## DATA FOR PROCESSING:
<<<<

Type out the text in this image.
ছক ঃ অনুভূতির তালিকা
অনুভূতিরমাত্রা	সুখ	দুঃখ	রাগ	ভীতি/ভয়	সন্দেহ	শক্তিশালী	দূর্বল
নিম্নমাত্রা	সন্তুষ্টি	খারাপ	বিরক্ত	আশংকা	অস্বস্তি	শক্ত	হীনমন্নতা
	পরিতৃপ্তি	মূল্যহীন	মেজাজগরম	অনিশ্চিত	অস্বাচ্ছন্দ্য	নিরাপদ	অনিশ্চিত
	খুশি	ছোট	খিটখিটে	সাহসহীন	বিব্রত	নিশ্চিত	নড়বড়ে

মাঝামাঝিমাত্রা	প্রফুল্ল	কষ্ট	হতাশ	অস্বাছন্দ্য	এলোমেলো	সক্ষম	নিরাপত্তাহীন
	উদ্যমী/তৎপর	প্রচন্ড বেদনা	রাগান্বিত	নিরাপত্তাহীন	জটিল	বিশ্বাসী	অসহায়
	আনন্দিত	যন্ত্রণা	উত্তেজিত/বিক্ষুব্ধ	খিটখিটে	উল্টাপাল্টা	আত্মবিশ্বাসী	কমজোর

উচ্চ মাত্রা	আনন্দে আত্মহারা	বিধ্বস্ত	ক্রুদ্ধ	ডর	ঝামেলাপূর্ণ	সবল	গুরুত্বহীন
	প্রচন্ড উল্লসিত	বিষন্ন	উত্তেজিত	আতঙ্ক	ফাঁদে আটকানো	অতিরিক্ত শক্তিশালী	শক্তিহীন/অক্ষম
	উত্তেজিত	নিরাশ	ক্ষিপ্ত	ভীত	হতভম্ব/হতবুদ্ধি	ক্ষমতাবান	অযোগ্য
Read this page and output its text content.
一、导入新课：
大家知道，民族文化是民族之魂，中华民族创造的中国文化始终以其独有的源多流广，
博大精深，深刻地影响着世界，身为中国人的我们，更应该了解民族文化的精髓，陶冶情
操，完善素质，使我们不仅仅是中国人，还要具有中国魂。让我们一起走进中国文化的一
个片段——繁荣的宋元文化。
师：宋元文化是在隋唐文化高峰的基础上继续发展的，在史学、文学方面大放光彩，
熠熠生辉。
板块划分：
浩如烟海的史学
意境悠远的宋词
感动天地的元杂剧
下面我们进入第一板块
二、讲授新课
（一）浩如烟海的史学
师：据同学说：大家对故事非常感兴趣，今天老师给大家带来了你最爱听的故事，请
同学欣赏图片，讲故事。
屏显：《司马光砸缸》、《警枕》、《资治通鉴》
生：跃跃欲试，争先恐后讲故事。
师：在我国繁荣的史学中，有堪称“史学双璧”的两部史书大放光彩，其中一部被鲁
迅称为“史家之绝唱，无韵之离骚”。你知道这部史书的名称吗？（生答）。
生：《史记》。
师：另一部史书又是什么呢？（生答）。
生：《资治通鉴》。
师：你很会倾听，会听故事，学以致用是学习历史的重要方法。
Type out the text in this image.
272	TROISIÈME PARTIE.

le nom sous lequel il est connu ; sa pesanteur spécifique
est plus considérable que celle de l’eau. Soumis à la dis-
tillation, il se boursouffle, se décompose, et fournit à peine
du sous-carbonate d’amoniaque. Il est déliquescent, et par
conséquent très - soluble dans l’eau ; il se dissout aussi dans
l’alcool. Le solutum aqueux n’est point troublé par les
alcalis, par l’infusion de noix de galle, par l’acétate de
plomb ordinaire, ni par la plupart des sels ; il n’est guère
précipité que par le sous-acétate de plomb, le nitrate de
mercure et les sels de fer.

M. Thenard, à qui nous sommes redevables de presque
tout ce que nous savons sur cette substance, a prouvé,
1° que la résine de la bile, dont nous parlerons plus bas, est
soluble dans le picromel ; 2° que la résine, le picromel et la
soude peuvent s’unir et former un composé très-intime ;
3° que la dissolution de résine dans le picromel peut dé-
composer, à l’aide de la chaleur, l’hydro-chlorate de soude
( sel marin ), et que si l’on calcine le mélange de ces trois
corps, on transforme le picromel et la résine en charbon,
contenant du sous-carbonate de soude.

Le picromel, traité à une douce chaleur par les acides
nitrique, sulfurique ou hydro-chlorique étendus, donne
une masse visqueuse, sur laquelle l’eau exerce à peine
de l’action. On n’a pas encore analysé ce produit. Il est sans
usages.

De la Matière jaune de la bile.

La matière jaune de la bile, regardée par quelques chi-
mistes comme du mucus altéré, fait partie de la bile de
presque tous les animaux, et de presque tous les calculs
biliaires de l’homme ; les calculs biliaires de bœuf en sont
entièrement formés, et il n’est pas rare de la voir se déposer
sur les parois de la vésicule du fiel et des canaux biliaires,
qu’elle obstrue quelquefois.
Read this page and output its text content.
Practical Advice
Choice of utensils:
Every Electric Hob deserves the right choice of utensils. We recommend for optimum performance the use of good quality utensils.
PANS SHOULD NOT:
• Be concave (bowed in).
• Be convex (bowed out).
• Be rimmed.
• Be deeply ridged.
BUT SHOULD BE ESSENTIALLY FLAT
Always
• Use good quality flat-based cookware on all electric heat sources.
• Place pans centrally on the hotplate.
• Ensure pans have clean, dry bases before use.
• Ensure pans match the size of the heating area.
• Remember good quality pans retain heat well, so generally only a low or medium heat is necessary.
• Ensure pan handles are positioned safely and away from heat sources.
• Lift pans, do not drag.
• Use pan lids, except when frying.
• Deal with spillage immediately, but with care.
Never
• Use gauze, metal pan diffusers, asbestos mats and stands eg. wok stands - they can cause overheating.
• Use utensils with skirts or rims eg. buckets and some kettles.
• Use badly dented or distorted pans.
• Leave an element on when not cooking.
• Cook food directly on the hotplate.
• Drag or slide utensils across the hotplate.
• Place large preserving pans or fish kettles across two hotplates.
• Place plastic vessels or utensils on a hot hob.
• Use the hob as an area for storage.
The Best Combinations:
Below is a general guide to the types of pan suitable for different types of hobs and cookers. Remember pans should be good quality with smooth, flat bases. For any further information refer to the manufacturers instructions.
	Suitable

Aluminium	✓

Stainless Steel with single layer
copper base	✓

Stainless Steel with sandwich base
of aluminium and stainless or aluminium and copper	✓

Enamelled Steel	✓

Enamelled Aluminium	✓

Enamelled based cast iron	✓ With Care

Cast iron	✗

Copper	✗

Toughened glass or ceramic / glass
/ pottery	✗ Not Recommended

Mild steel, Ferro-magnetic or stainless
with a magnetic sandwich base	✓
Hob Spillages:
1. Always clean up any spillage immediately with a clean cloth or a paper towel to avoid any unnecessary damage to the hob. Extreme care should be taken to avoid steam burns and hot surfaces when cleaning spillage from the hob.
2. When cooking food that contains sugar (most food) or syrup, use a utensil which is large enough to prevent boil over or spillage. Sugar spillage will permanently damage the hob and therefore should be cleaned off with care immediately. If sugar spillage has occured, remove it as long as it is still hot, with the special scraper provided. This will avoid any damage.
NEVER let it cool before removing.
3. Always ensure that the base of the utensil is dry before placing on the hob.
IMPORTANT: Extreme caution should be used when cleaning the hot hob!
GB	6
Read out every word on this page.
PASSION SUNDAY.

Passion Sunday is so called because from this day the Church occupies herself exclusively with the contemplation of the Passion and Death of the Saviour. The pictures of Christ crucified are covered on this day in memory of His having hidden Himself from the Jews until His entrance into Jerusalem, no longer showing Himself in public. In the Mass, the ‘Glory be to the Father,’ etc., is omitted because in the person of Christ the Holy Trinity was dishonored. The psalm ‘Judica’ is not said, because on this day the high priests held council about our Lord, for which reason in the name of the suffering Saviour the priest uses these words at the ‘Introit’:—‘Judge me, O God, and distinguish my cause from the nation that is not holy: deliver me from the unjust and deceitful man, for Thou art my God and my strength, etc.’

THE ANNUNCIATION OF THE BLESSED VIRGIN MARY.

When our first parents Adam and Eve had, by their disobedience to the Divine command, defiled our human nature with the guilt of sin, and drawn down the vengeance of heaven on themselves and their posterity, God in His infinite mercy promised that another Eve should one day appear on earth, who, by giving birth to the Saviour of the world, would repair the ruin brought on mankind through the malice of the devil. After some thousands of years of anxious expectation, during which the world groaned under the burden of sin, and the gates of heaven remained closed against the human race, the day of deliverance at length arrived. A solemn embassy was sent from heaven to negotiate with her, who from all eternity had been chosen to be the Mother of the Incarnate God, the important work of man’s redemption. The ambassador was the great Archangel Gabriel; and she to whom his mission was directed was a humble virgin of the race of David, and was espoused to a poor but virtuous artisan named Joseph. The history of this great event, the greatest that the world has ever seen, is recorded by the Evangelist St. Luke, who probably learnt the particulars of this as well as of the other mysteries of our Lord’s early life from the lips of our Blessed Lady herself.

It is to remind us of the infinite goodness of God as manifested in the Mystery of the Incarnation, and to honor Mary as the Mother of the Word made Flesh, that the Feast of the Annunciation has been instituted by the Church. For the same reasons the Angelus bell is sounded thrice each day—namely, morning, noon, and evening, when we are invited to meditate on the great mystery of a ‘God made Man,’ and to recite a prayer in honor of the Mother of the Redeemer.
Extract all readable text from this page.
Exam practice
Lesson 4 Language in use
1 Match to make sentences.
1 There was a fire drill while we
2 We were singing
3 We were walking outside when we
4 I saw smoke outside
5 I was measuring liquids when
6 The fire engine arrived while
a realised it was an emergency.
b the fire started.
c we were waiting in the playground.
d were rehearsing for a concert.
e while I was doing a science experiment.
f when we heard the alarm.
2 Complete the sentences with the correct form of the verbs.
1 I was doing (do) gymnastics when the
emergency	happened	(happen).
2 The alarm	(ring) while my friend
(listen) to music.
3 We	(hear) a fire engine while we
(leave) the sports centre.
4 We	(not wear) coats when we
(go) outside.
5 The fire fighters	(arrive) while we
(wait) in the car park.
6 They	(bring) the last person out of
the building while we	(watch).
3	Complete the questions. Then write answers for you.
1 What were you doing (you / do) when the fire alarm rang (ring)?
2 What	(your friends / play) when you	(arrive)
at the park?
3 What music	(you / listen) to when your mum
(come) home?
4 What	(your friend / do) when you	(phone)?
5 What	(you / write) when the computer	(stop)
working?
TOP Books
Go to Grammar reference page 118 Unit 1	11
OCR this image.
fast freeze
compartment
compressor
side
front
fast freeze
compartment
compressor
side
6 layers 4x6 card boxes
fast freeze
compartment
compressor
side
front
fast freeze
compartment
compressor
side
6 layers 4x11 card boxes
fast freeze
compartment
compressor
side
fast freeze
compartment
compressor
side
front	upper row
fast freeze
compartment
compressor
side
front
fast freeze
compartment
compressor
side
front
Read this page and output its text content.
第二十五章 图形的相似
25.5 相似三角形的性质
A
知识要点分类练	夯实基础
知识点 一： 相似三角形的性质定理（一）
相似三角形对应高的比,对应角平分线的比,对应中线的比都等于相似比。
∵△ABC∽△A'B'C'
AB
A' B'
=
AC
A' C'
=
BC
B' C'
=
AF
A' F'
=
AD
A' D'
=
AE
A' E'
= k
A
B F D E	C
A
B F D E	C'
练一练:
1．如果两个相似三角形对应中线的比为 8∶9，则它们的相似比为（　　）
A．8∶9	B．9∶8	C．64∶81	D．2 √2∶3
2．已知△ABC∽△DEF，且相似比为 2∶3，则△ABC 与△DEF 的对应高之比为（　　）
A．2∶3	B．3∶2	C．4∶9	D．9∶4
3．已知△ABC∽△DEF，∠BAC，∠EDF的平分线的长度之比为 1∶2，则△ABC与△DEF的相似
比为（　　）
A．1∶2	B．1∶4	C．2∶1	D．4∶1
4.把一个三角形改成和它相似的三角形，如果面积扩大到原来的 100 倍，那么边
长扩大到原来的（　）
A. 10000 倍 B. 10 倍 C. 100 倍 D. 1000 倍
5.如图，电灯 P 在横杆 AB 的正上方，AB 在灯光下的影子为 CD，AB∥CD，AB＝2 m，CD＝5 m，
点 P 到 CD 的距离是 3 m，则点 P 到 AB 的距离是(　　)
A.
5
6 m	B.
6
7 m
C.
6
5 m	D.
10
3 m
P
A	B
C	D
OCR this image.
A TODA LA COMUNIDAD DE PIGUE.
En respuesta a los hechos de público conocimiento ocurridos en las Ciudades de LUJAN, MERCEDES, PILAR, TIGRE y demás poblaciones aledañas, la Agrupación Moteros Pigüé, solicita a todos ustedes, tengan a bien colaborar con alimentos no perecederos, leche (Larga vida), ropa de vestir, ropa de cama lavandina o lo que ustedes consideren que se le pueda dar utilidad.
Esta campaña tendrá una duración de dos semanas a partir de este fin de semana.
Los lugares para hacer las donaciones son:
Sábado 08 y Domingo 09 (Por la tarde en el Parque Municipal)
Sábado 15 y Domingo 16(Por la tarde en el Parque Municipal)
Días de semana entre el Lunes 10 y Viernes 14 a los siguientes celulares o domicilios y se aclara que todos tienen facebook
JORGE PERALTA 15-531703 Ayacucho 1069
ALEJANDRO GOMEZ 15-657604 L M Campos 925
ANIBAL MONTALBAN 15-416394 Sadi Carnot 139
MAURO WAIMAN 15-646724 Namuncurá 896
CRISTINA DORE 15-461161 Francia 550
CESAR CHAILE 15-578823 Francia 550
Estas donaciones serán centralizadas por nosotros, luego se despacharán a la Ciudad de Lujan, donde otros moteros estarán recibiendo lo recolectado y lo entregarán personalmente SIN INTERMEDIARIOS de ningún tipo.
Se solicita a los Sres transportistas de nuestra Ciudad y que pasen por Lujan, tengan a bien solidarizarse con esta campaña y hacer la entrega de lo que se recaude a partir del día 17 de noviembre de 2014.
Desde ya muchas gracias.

>>>>

## SHORT TASK:
Which lines hold the word "sources"? Return all of them from the records above.

## SOLVED PROBLEM:
• Use good quality flat-based cookware on all electric heat sources.
• Ensure pan handles are positioned safely and away from heat sources.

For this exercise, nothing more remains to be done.